• [Directions]:
Copy out every line in which the string "Pohjavesivarasto" occurs.

[Begin Provided entries]

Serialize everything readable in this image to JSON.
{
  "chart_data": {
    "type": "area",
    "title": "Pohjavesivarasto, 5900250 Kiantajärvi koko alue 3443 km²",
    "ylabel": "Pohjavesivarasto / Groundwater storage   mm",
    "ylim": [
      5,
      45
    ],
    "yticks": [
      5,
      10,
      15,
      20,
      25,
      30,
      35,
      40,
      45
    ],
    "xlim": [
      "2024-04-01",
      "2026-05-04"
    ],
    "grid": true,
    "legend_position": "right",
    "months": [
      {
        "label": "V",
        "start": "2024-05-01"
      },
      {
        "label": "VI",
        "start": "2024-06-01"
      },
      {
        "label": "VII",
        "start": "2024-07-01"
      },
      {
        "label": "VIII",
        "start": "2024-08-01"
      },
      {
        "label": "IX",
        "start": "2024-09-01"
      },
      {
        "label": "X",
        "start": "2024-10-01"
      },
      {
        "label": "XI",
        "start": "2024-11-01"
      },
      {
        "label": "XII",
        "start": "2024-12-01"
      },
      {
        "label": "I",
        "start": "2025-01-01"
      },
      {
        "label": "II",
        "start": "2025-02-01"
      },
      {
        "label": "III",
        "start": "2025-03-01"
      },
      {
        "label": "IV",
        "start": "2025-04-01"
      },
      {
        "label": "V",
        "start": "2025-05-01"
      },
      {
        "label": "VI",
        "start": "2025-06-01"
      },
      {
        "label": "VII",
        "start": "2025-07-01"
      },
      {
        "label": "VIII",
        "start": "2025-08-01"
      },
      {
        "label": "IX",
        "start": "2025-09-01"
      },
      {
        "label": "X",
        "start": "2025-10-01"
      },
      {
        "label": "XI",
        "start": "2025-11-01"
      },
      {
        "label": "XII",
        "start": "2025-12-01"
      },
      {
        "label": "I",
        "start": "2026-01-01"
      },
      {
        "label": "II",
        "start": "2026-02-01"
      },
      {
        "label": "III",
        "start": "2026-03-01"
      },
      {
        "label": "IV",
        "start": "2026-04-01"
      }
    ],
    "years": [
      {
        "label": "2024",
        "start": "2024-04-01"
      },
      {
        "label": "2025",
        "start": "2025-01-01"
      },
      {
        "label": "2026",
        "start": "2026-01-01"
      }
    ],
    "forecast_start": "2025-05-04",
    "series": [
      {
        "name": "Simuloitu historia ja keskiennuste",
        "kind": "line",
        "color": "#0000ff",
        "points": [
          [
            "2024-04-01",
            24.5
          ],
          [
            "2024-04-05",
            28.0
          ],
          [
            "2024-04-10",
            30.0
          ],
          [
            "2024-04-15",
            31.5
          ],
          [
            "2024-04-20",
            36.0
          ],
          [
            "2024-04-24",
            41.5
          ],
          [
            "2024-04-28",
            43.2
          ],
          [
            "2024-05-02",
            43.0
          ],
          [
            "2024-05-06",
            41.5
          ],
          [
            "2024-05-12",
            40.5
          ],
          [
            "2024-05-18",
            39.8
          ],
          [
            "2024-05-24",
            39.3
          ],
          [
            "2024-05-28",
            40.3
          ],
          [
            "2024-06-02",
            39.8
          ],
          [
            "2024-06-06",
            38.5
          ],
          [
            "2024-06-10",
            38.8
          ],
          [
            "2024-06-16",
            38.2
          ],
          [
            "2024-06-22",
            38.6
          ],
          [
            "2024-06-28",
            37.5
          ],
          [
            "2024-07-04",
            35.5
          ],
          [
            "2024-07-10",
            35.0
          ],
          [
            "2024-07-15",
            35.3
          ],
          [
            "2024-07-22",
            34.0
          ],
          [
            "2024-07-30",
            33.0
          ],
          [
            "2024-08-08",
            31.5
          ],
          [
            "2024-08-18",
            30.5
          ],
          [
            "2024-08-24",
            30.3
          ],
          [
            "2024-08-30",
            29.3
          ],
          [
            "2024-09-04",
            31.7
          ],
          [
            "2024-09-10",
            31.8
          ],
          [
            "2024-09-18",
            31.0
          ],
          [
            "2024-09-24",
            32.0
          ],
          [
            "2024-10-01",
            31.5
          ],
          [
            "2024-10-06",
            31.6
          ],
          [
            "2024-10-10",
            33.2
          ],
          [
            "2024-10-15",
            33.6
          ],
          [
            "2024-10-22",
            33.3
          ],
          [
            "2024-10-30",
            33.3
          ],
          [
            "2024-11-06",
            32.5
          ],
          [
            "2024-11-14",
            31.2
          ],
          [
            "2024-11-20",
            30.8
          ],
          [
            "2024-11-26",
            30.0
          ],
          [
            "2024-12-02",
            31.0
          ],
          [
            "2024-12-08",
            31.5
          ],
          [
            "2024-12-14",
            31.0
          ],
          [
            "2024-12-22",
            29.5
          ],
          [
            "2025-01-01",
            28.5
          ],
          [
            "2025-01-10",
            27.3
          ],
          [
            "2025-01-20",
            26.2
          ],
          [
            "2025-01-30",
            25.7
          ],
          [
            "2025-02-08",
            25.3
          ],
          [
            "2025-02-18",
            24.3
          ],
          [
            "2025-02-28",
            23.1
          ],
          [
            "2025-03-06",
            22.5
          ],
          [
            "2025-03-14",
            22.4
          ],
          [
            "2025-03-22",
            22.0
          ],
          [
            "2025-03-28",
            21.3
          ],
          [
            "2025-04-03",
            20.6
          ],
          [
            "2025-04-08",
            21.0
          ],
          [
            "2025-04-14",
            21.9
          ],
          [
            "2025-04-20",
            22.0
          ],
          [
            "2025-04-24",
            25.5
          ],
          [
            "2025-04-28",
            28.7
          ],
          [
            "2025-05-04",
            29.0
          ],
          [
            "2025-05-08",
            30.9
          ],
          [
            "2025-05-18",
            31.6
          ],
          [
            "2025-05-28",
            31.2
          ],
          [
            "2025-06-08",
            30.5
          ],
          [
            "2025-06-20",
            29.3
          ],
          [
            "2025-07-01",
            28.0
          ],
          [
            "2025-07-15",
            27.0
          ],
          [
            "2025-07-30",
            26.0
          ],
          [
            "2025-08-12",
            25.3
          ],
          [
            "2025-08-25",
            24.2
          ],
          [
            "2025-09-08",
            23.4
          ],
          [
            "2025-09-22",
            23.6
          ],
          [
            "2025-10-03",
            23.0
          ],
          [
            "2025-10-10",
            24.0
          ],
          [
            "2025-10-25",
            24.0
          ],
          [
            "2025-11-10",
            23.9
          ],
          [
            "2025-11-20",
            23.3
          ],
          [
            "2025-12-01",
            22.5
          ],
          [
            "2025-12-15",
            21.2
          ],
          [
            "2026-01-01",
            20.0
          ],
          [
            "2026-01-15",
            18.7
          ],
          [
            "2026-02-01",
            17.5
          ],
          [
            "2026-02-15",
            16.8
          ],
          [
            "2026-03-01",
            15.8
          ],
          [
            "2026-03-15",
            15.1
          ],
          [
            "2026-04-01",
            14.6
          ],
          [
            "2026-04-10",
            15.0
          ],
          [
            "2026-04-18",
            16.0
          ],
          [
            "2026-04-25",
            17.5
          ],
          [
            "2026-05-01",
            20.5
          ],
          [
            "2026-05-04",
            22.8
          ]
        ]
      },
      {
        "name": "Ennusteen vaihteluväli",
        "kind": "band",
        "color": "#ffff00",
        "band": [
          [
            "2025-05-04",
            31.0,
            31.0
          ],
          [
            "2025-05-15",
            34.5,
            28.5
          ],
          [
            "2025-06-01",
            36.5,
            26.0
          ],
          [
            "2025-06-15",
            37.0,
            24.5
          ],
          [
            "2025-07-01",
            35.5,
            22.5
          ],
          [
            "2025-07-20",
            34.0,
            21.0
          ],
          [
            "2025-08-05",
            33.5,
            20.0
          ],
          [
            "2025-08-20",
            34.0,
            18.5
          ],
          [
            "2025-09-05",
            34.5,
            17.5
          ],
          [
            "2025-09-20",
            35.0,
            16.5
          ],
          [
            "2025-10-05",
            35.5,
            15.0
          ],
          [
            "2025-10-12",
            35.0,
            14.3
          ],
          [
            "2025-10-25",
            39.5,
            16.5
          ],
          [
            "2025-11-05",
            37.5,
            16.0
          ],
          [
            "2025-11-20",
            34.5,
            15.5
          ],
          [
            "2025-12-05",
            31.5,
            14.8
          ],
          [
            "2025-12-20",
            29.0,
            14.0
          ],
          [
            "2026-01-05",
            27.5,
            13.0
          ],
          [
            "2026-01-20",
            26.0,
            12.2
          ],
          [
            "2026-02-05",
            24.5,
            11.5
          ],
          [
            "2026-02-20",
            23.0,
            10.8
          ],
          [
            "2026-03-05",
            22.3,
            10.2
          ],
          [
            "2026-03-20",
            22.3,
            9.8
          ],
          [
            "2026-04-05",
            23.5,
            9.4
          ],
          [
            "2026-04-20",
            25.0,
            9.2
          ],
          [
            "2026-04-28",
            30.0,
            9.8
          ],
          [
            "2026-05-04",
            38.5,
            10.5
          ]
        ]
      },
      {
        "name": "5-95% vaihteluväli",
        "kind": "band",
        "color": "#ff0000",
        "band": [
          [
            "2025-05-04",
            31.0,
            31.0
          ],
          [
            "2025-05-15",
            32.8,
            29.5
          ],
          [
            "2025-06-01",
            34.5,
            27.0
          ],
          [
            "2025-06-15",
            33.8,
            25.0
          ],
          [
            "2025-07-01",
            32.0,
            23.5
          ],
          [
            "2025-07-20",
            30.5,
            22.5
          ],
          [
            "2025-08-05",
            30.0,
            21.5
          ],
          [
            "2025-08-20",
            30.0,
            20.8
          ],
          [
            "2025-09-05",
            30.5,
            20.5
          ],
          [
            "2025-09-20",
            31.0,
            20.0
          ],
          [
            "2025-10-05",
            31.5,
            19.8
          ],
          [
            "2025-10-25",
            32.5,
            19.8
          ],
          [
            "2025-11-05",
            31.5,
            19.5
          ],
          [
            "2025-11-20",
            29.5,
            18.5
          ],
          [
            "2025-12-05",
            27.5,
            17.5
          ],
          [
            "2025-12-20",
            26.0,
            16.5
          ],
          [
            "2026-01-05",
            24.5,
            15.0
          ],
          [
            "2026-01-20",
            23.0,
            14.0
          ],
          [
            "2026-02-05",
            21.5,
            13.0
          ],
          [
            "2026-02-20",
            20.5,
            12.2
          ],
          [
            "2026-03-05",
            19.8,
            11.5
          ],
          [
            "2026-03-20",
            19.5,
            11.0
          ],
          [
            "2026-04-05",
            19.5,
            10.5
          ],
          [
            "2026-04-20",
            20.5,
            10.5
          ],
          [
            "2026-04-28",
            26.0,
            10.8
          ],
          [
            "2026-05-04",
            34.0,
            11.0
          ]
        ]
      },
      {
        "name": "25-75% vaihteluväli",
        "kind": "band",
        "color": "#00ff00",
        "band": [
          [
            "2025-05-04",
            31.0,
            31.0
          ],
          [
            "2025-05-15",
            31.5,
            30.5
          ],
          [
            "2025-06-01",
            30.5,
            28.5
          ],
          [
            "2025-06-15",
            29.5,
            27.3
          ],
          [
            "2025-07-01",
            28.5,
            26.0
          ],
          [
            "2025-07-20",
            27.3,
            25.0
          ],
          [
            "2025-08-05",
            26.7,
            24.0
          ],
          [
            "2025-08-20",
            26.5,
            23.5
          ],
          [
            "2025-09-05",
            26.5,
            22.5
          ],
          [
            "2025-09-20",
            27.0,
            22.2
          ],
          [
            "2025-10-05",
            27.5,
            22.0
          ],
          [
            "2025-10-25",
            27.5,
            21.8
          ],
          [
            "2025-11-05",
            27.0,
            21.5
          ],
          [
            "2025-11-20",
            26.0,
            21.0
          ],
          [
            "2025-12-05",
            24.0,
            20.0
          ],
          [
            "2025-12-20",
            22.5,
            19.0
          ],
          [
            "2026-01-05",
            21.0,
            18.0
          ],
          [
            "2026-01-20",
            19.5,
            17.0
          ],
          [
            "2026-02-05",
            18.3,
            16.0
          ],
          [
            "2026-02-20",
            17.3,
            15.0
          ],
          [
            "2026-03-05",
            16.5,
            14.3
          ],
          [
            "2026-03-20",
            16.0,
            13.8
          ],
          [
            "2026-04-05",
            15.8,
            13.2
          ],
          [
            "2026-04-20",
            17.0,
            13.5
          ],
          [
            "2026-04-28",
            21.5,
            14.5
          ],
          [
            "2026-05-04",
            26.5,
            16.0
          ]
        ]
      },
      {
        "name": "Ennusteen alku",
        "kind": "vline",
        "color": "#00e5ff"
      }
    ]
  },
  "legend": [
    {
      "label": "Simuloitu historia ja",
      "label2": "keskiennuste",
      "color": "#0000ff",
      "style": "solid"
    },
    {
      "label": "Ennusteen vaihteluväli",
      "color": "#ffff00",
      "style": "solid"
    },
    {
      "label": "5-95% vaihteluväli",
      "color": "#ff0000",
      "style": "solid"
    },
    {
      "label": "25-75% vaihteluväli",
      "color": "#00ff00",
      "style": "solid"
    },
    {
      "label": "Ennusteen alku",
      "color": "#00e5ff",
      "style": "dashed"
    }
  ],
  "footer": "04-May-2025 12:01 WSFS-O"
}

[End Provided entries]

• [Output for this task]:
    "title": "Pohjavesivarasto, 5900250 Kiantajärvi koko alue 3443 km²",
    "ylabel": "Pohjavesivarasto / Groundwater storage   mm",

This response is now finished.